(Records that describe figures)
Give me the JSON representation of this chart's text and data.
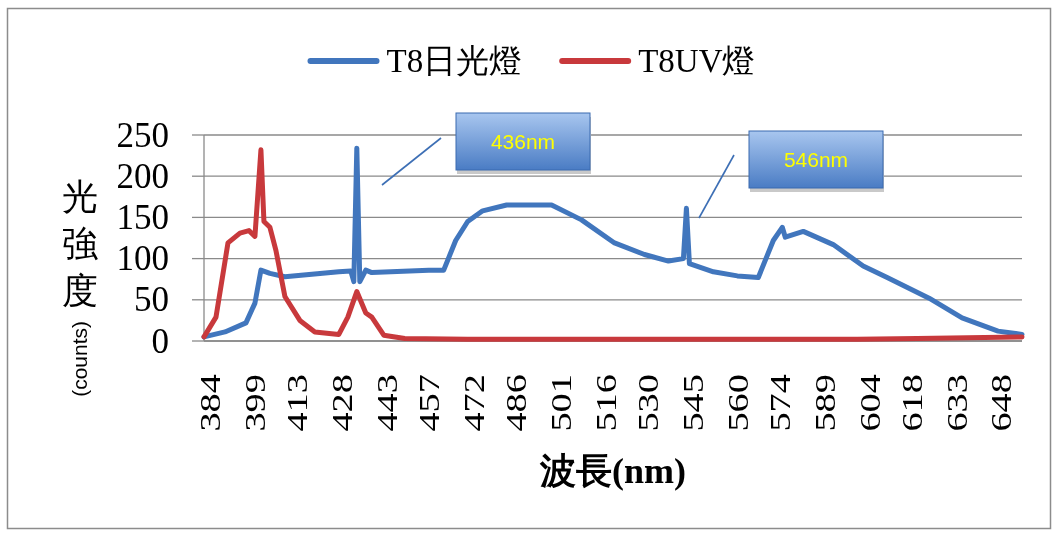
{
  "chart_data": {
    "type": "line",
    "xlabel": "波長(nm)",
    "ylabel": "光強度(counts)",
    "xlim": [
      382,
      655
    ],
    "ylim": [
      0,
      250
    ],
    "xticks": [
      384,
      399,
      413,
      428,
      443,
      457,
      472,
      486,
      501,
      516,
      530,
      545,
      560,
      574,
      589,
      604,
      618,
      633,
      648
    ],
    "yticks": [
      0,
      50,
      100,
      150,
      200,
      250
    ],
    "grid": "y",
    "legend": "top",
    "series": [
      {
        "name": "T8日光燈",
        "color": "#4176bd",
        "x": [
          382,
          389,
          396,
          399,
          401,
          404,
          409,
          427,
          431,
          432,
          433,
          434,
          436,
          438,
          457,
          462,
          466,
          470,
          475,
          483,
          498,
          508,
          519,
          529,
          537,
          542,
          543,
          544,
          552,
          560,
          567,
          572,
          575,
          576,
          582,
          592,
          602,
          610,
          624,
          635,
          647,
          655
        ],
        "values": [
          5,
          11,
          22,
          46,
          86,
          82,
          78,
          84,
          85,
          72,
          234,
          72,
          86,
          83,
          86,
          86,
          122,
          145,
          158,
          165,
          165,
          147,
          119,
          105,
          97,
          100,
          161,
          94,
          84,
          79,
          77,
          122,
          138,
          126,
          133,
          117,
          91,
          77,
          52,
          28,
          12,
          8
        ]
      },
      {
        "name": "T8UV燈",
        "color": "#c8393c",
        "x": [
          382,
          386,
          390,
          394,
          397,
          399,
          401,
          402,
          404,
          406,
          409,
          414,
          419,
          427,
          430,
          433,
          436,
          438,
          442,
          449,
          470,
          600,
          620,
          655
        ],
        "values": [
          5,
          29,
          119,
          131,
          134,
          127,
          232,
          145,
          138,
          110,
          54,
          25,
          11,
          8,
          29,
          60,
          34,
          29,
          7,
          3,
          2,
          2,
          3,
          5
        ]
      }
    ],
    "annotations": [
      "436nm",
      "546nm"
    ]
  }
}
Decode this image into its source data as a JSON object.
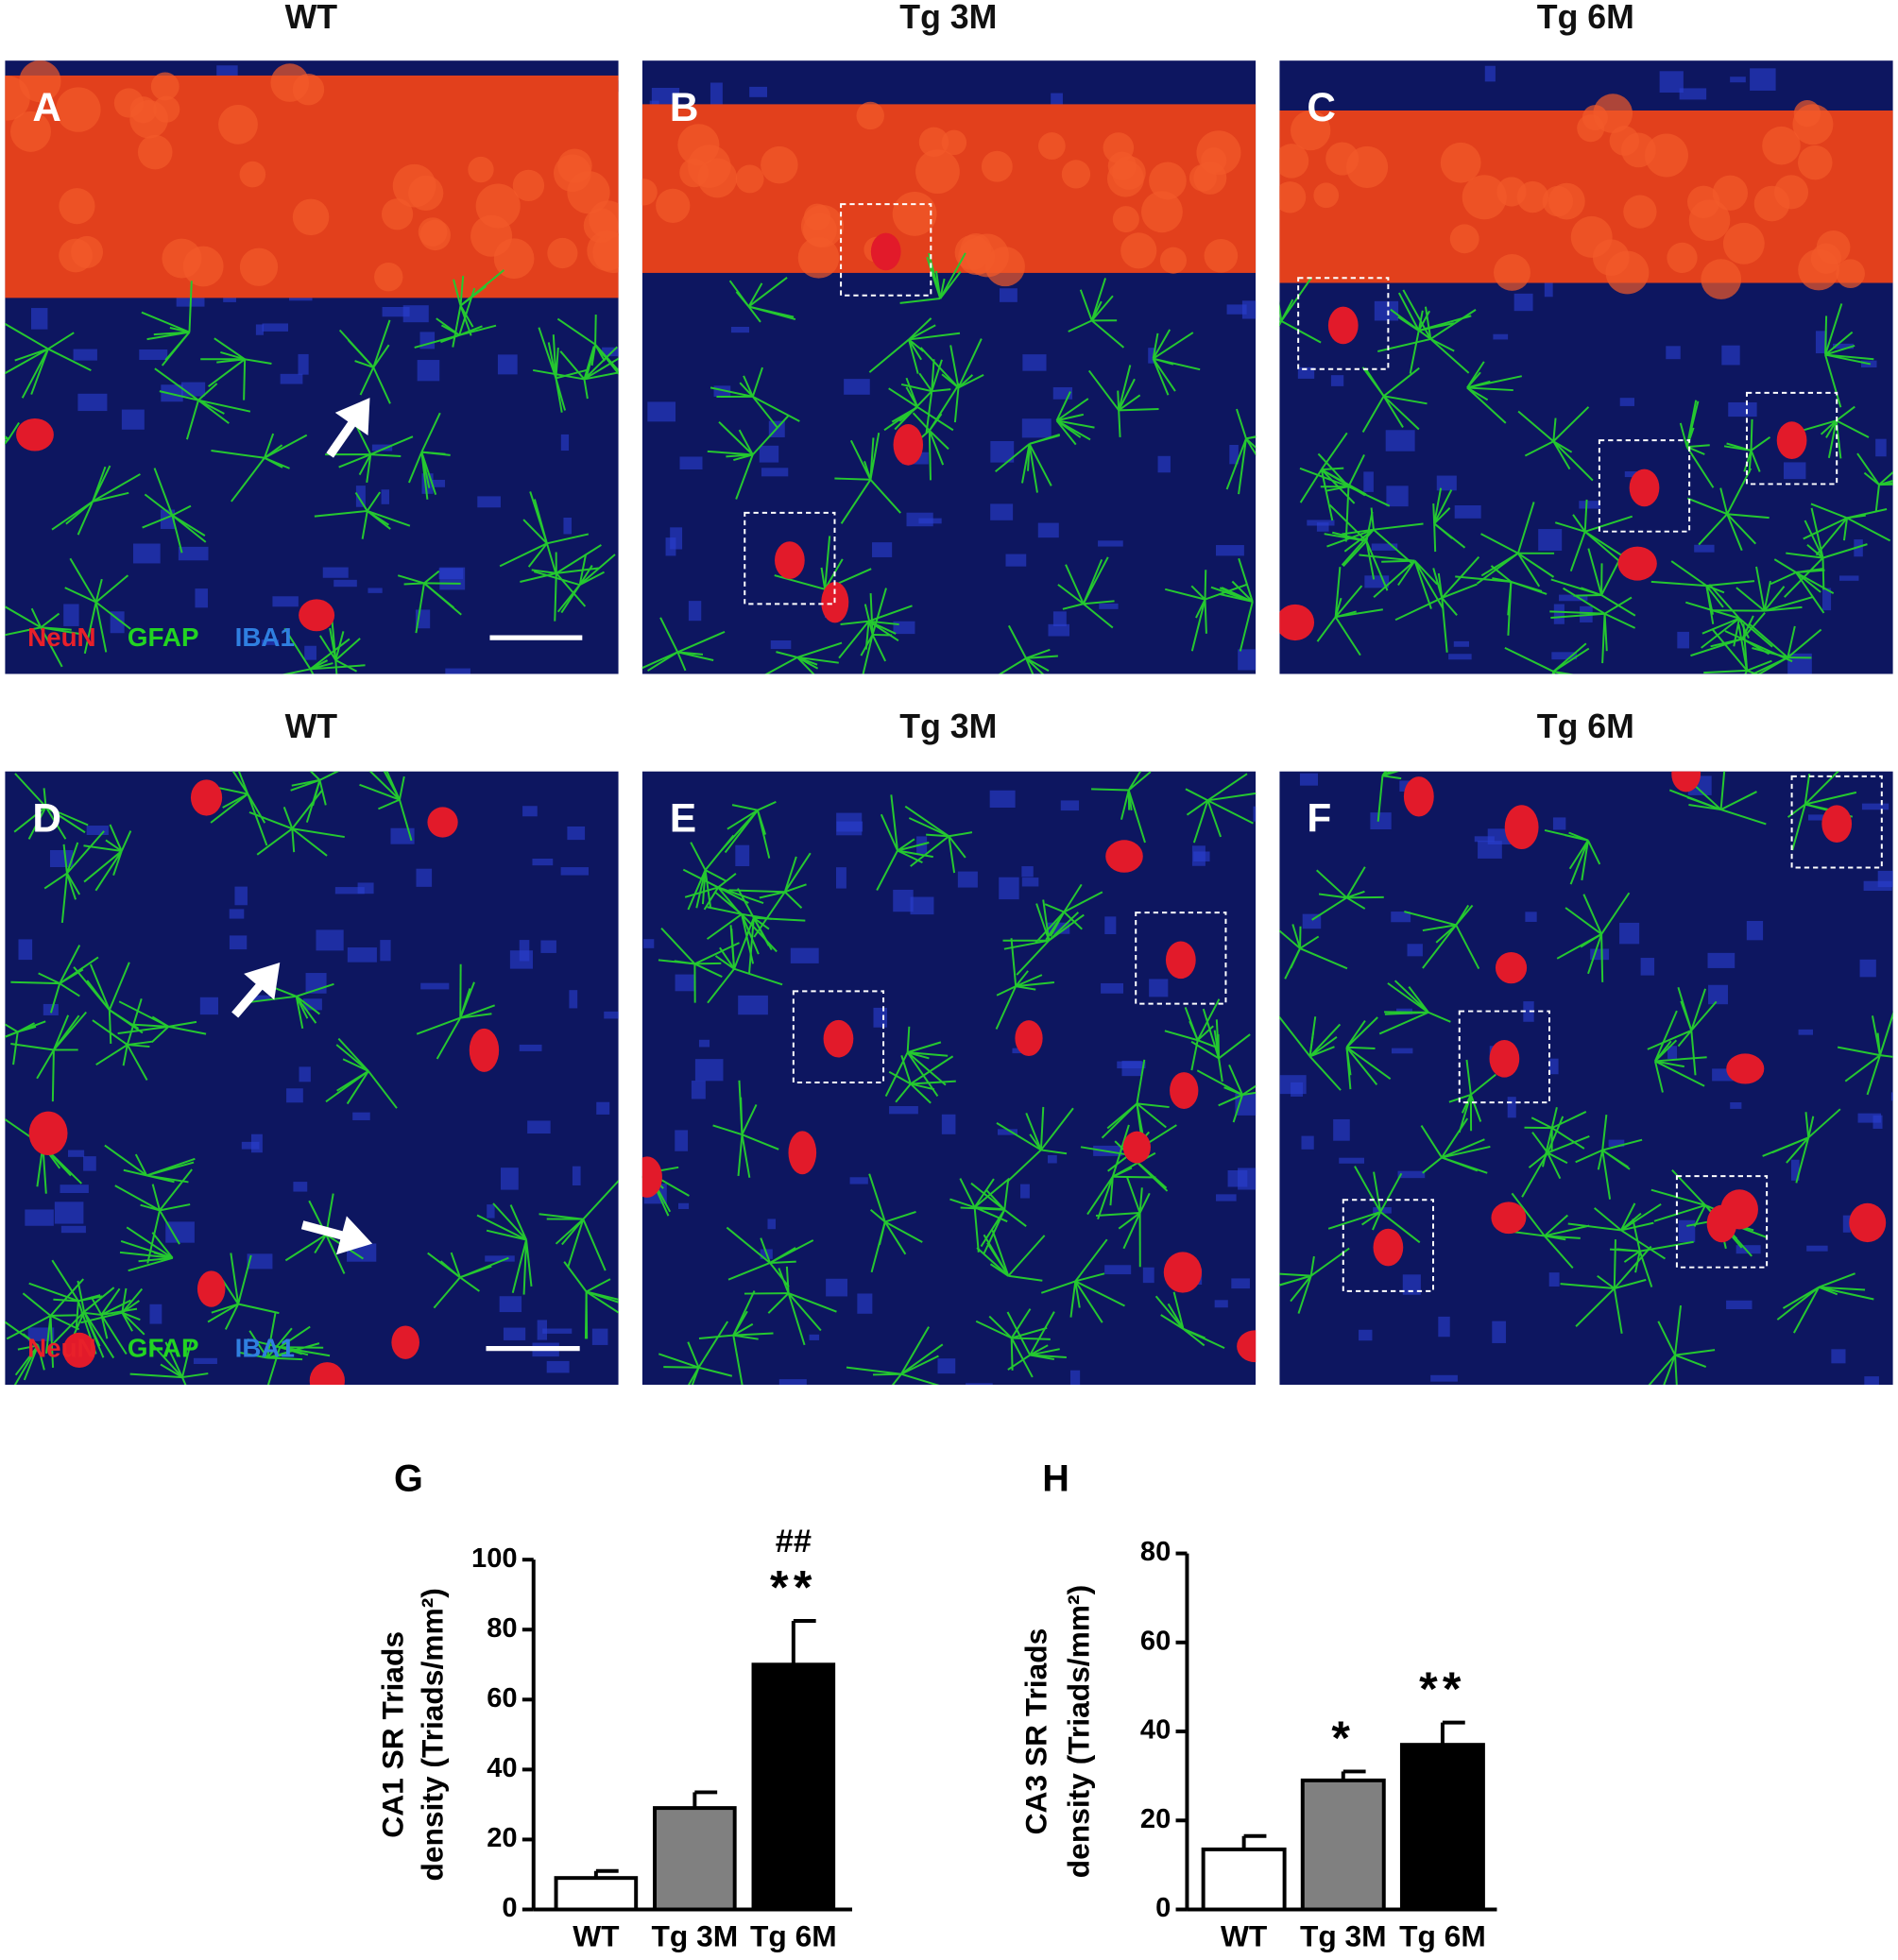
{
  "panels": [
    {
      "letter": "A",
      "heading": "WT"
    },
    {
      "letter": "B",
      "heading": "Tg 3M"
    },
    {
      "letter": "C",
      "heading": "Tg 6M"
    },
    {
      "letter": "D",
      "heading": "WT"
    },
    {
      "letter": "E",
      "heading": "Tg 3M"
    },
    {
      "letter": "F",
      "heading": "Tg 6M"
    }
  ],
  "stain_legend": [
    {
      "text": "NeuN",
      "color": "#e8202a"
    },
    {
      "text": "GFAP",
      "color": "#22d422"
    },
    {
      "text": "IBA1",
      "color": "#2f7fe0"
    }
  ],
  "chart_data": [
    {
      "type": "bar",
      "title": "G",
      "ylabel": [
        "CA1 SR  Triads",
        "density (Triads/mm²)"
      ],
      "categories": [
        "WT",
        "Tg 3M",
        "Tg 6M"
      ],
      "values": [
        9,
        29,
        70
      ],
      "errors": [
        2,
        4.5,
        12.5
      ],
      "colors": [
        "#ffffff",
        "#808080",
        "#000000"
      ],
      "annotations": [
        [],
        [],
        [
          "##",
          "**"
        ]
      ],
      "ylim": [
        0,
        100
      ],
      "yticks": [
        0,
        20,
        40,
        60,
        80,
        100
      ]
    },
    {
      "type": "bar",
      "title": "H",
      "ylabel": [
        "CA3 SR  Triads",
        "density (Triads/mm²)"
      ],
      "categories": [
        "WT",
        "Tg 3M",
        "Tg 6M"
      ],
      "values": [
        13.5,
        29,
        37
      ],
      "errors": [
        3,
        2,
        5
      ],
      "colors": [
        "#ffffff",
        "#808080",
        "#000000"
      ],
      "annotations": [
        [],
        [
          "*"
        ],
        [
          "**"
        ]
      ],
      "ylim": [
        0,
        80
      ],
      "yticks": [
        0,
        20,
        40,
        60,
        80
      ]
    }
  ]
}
---
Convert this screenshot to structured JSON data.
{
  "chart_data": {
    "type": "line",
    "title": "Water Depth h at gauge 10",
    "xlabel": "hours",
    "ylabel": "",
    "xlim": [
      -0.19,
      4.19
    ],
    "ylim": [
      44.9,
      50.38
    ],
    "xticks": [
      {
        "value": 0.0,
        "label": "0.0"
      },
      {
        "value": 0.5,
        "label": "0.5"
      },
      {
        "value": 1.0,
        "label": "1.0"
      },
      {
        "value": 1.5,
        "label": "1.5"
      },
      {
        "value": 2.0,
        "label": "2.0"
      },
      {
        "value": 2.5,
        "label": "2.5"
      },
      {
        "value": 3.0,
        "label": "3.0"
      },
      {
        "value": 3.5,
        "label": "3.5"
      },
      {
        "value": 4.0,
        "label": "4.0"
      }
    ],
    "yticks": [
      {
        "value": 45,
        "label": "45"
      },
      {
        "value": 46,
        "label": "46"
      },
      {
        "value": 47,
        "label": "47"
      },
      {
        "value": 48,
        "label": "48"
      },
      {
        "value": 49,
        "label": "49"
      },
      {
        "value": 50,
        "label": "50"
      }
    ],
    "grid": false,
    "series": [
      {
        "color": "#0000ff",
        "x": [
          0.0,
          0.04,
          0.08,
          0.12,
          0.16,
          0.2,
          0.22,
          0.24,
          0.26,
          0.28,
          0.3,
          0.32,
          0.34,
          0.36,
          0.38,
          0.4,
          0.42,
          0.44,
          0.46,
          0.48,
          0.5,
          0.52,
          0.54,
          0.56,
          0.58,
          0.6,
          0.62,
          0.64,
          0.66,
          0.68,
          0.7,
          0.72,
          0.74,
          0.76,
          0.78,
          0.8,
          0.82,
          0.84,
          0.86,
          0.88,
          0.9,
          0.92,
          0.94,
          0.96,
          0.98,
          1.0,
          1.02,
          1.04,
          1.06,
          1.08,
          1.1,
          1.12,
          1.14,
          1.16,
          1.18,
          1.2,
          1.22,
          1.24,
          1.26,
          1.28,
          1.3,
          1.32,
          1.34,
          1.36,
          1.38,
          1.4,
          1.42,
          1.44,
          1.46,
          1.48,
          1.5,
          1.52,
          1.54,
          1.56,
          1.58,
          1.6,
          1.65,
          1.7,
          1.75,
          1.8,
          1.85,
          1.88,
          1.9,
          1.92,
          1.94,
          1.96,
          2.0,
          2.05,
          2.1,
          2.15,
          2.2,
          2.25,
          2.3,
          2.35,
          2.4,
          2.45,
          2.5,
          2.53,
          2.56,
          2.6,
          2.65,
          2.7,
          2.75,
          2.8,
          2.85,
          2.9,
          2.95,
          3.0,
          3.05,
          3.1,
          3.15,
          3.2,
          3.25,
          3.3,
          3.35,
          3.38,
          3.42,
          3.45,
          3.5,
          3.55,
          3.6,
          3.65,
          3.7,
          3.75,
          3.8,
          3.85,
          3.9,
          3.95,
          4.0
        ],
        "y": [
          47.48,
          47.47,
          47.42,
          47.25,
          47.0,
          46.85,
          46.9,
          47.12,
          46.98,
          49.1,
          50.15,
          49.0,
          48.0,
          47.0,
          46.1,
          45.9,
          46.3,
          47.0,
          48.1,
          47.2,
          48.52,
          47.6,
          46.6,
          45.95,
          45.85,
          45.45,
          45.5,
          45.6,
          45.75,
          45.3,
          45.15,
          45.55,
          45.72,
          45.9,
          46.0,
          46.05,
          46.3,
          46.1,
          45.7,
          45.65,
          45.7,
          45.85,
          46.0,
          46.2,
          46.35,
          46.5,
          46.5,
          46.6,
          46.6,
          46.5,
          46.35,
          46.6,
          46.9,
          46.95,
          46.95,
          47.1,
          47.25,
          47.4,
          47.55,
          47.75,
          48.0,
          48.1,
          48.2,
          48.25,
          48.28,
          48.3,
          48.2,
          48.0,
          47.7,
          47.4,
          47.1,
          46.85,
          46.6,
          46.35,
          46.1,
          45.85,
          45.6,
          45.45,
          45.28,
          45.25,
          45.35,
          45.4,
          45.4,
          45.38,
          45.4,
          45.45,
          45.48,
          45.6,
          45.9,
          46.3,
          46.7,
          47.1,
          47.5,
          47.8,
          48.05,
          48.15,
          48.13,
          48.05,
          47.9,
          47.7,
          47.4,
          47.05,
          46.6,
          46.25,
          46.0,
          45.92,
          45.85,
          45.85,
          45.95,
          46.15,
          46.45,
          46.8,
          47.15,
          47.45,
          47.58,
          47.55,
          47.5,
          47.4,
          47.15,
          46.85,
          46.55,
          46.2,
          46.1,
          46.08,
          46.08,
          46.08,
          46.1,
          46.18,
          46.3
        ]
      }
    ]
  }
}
==
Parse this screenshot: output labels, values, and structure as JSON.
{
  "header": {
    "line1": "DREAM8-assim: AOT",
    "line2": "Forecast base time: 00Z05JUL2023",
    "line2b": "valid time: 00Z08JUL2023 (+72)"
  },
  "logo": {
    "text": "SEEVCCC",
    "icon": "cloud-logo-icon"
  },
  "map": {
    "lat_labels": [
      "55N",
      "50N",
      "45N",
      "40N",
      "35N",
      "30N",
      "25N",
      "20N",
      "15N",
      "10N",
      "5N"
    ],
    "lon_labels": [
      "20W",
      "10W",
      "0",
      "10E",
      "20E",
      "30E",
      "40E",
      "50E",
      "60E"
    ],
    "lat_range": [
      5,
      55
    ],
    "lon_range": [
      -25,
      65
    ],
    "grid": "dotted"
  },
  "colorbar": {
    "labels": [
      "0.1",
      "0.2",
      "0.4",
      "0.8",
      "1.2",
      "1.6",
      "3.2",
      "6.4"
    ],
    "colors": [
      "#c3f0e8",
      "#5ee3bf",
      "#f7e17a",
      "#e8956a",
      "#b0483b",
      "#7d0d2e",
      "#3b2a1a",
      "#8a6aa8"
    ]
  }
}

Direction:
Consider the entries above and return each line with the string "this".

Complete response:
Give me the JSON representation of this chart's text and data.
Decode this image into its source data as a JSON object.
Convert this screenshot to structured JSON data.
Parse this screenshot: output labels, values, and structure as JSON.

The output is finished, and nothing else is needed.